## What is being asked
Where a line below holds the string "Hours", copy that line.
** START OF Available records **
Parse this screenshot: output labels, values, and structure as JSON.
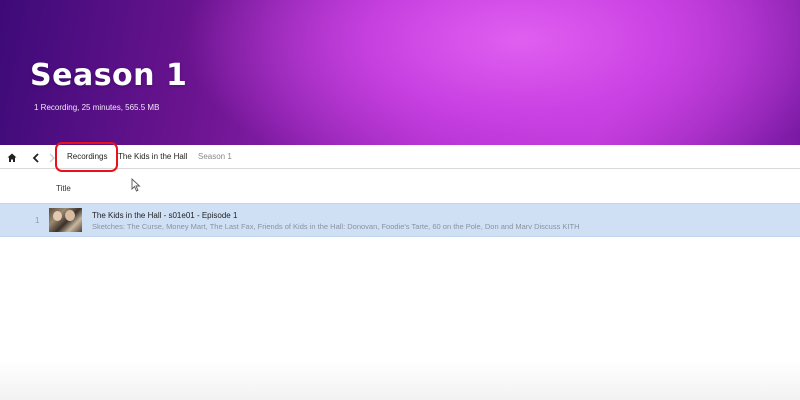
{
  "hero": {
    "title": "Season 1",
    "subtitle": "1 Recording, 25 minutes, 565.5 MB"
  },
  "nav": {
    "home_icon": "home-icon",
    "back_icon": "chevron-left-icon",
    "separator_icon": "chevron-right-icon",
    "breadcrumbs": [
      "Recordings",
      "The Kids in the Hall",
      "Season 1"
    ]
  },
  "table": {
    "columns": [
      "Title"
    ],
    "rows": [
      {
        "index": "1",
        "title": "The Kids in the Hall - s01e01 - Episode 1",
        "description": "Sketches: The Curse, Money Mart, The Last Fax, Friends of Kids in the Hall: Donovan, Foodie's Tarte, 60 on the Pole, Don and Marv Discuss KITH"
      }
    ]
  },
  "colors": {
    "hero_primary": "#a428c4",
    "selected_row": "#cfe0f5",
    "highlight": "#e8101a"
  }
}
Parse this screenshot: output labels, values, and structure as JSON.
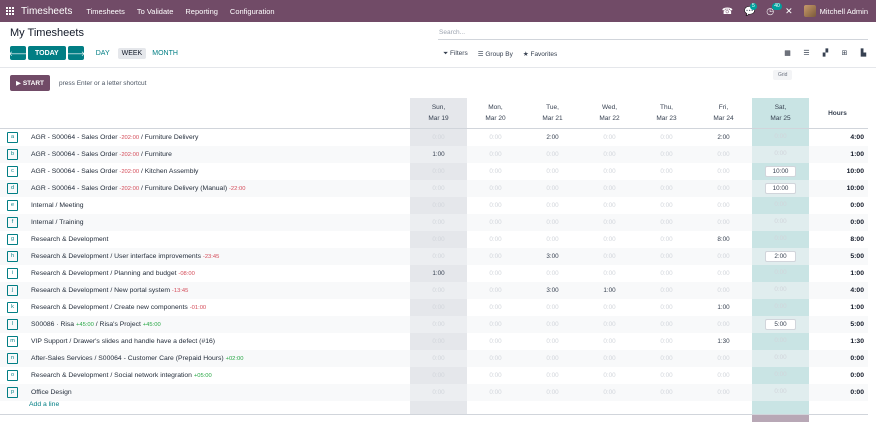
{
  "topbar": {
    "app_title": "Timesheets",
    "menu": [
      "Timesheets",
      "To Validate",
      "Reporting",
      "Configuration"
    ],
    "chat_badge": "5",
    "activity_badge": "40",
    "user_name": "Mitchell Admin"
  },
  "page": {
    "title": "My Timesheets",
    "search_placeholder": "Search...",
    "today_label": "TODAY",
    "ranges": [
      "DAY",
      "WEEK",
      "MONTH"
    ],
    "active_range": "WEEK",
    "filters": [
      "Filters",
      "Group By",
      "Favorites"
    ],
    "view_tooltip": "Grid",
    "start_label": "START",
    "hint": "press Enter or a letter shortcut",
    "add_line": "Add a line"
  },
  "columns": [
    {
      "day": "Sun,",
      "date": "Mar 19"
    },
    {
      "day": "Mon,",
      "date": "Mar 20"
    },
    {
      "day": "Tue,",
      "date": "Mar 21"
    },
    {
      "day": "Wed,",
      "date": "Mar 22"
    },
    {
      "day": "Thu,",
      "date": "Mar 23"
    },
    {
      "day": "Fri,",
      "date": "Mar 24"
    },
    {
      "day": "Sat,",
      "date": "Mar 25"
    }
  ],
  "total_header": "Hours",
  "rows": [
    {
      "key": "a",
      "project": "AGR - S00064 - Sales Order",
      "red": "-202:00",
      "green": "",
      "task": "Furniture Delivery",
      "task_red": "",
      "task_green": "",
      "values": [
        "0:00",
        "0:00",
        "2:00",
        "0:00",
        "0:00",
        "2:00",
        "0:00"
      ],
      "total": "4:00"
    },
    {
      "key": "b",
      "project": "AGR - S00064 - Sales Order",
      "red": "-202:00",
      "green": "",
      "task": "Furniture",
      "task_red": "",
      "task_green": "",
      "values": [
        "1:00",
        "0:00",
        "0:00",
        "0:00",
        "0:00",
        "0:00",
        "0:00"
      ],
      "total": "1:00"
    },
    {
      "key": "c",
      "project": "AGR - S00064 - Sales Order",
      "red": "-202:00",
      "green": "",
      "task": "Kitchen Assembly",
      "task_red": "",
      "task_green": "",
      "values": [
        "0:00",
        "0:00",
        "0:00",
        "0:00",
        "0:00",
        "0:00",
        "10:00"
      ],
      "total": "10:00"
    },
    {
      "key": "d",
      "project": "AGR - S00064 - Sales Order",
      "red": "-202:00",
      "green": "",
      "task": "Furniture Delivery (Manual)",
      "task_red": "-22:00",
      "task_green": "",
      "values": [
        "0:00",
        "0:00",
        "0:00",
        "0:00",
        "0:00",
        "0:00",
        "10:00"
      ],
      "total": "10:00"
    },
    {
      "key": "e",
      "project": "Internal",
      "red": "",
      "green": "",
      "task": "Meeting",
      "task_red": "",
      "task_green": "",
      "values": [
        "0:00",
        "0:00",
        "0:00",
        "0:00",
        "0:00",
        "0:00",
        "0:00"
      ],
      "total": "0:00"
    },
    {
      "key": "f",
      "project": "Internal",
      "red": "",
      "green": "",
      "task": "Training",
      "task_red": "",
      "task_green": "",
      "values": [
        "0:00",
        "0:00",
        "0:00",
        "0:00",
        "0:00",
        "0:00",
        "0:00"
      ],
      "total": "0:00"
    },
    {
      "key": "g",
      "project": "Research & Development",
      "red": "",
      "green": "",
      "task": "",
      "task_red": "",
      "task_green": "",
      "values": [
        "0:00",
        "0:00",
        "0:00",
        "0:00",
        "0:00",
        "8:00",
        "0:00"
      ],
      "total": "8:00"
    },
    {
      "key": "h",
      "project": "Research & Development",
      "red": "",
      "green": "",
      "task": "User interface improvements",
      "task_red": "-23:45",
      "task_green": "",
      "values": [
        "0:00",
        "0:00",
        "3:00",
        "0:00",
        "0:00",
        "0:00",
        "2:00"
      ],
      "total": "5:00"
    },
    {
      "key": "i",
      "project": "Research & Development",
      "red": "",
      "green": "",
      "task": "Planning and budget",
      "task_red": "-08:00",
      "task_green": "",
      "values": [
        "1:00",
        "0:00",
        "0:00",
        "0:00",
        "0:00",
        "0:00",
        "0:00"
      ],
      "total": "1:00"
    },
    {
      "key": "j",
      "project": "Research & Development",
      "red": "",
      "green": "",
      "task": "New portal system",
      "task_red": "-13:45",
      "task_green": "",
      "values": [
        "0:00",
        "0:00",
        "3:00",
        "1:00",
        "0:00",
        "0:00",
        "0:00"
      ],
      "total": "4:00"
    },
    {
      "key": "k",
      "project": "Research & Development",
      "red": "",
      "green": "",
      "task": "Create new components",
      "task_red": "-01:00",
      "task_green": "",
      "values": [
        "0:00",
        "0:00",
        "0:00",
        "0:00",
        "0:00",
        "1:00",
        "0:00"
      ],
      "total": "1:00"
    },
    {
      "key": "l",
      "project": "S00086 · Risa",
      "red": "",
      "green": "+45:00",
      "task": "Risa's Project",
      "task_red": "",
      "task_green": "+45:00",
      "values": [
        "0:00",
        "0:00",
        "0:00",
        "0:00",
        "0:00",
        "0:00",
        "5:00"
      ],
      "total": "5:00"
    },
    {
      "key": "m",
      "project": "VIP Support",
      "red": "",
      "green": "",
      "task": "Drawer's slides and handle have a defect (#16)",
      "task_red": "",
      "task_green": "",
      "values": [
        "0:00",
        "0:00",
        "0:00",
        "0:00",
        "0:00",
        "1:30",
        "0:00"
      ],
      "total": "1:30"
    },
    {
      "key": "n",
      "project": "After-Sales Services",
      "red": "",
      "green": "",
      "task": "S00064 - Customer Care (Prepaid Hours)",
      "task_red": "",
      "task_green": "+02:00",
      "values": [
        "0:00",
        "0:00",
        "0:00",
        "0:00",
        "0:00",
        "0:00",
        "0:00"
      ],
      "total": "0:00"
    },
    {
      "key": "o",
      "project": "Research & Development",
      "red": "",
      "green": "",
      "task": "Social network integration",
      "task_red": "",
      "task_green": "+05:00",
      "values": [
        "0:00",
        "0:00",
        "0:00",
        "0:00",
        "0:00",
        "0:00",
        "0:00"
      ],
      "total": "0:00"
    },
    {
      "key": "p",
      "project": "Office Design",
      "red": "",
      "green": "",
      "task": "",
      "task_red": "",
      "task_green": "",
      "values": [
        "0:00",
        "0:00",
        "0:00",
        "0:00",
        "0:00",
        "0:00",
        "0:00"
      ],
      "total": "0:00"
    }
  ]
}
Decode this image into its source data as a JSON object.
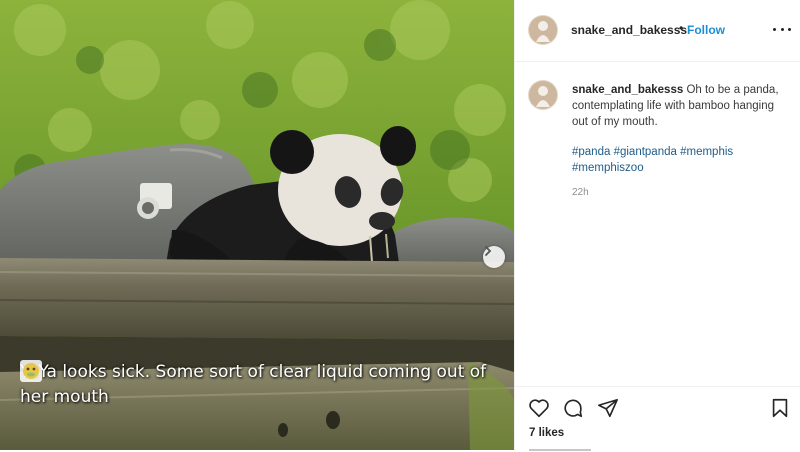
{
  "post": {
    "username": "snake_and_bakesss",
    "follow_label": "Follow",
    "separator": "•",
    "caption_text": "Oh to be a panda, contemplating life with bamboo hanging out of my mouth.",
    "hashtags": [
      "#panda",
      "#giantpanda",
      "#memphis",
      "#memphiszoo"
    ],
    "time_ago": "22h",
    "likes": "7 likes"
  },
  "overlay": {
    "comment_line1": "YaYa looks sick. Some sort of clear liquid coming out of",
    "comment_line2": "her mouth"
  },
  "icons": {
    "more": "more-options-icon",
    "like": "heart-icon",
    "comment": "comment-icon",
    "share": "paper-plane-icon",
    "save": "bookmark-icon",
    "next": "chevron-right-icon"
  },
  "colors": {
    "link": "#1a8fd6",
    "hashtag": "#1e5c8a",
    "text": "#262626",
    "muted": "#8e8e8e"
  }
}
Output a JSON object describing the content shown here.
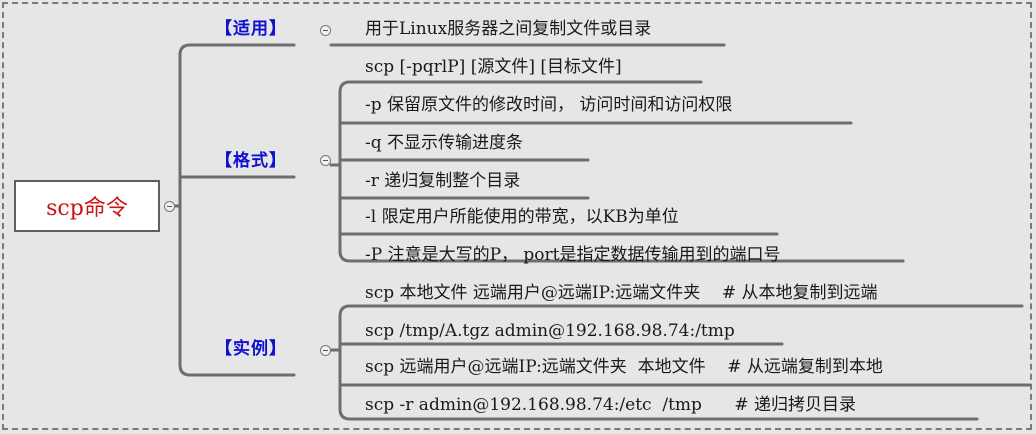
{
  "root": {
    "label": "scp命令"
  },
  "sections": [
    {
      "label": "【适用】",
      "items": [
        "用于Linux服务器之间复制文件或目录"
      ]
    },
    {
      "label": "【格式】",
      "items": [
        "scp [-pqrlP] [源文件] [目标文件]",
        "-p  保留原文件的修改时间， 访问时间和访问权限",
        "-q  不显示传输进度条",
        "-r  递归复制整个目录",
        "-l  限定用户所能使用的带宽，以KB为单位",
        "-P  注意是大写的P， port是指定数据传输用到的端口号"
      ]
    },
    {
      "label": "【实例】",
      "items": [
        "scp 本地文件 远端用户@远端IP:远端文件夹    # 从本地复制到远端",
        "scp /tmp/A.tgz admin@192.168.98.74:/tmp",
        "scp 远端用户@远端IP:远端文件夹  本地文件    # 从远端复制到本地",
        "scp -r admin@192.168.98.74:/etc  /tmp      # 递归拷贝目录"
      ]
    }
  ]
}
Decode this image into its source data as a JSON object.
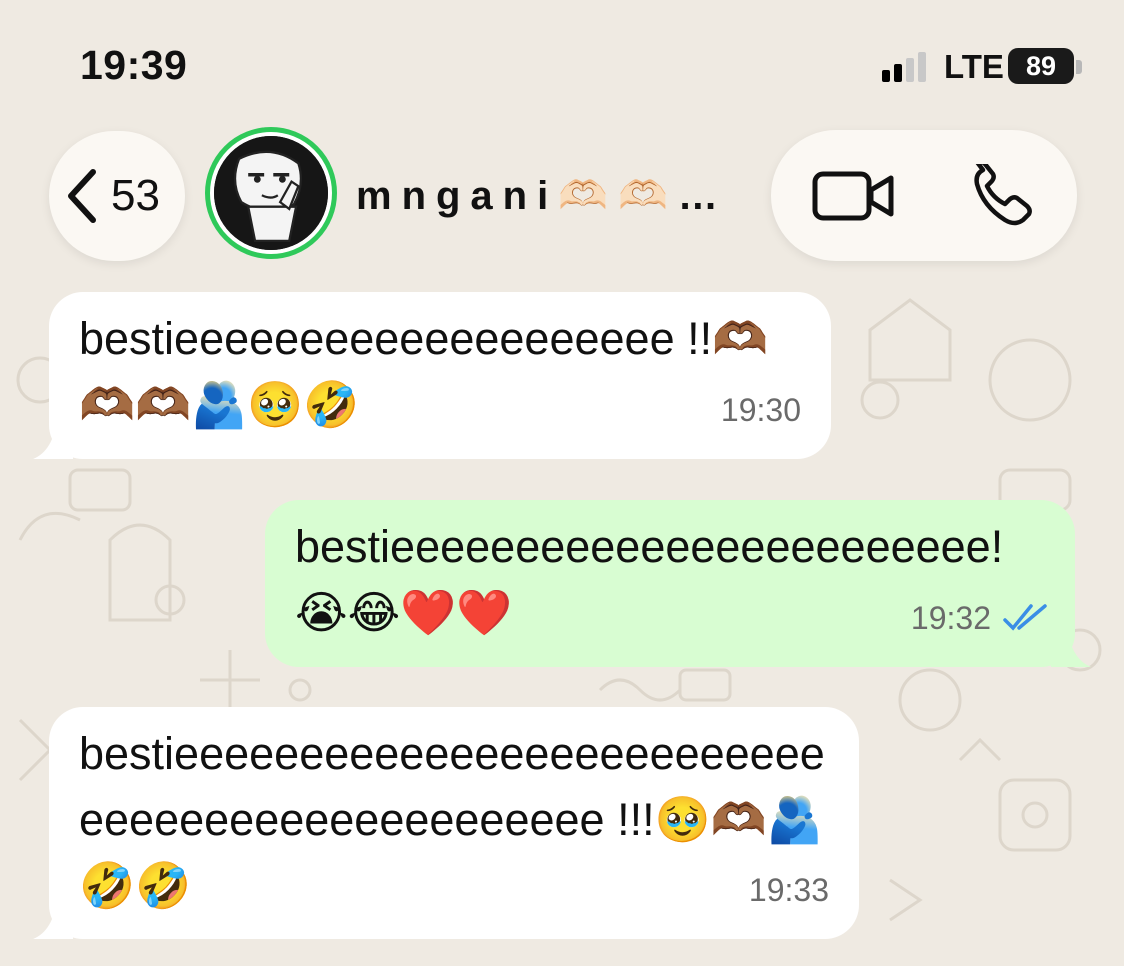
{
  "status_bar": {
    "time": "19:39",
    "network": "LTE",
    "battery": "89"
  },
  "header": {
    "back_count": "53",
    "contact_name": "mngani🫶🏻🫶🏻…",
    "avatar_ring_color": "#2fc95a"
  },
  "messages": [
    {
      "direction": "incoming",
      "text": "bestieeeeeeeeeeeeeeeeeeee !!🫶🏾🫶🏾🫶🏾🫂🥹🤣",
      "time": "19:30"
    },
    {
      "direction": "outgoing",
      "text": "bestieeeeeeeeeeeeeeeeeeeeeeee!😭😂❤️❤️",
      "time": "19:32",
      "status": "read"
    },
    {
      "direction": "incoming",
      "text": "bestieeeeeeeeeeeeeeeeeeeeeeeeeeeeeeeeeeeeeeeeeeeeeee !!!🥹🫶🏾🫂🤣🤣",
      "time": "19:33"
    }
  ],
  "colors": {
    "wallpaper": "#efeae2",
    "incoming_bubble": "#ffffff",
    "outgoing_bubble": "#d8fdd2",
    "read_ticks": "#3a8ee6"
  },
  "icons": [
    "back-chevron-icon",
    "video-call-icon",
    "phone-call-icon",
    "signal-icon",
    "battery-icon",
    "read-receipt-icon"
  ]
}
** END OF Available records **
## Worked solution
  "total_header": "Hours",
      "task": "S00064 - Customer Care (Prepaid Hours)",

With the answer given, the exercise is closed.